→ **YOUR GOAL**: Copy out all lines that hold "serving".

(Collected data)

──────────

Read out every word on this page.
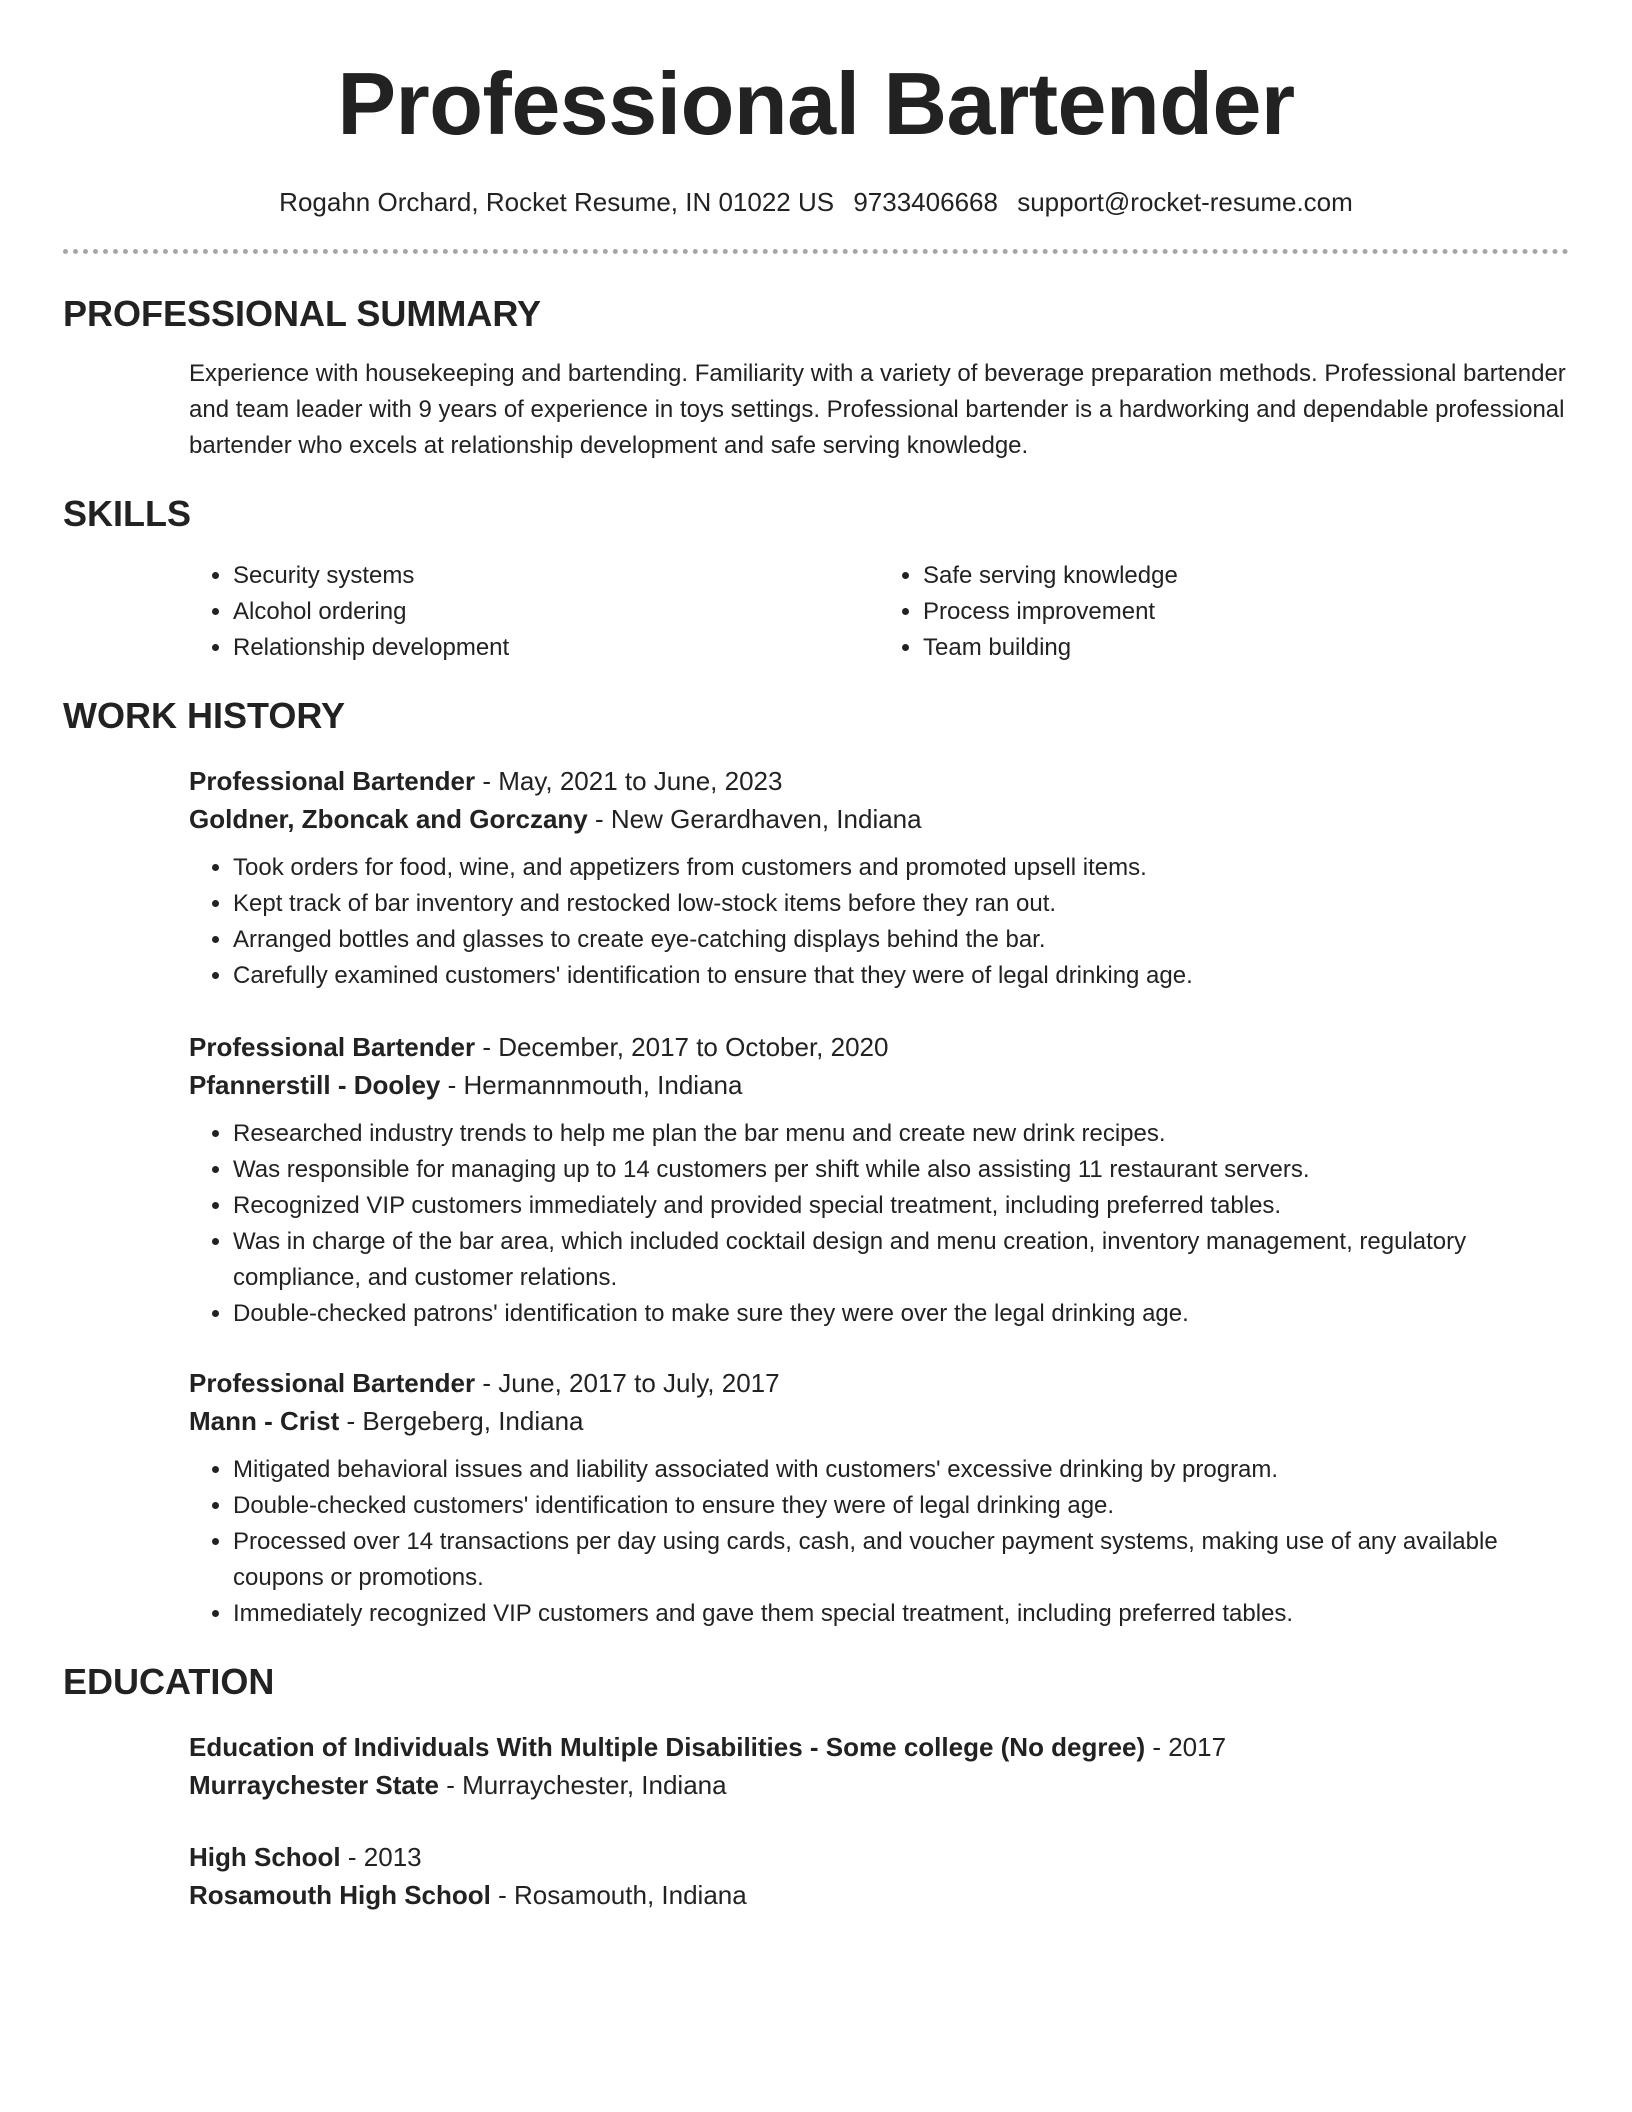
Professional Bartender
Rogahn Orchard, Rocket Resume, IN 01022 US 9733406668 support@rocket-resume.com
PROFESSIONAL SUMMARY
Experience with housekeeping and bartending. Familiarity with a variety of beverage preparation methods. Professional bartender and team leader with 9 years of experience in toys settings. Professional bartender is a hardworking and dependable professional bartender who excels at relationship development and safe serving knowledge.
SKILLS
• Security systems
• Alcohol ordering
• Relationship development
• Safe serving knowledge
• Process improvement
• Team building
WORK HISTORY
Professional Bartender - May, 2021 to June, 2023
Goldner, Zboncak and Gorczany - New Gerardhaven, Indiana
• Took orders for food, wine, and appetizers from customers and promoted upsell items.
• Kept track of bar inventory and restocked low-stock items before they ran out.
• Arranged bottles and glasses to create eye-catching displays behind the bar.
• Carefully examined customers' identification to ensure that they were of legal drinking age.
Professional Bartender - December, 2017 to October, 2020
Pfannerstill - Dooley - Hermannmouth, Indiana
• Researched industry trends to help me plan the bar menu and create new drink recipes.
• Was responsible for managing up to 14 customers per shift while also assisting 11 restaurant servers.
• Recognized VIP customers immediately and provided special treatment, including preferred tables.
• Was in charge of the bar area, which included cocktail design and menu creation, inventory management, regulatory compliance, and customer relations.
• Double-checked patrons' identification to make sure they were over the legal drinking age.
Professional Bartender - June, 2017 to July, 2017
Mann - Crist - Bergeberg, Indiana
• Mitigated behavioral issues and liability associated with customers' excessive drinking by program.
• Double-checked customers' identification to ensure they were of legal drinking age.
• Processed over 14 transactions per day using cards, cash, and voucher payment systems, making use of any available coupons or promotions.
• Immediately recognized VIP customers and gave them special treatment, including preferred tables.
EDUCATION
Education of Individuals With Multiple Disabilities - Some college (No degree) - 2017
Murraychester State - Murraychester, Indiana
High School - 2013
Rosamouth High School - Rosamouth, Indiana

──────────

→ **COMPLETED TASK**:
Experience with housekeeping and bartending. Familiarity with a variety of beverage preparation methods. Professional bartender and team leader with 9 years of experience in toys settings. Professional bartender is a hardworking and dependable professional bartender who excels at relationship development and safe serving knowledge.
• Safe serving knowledge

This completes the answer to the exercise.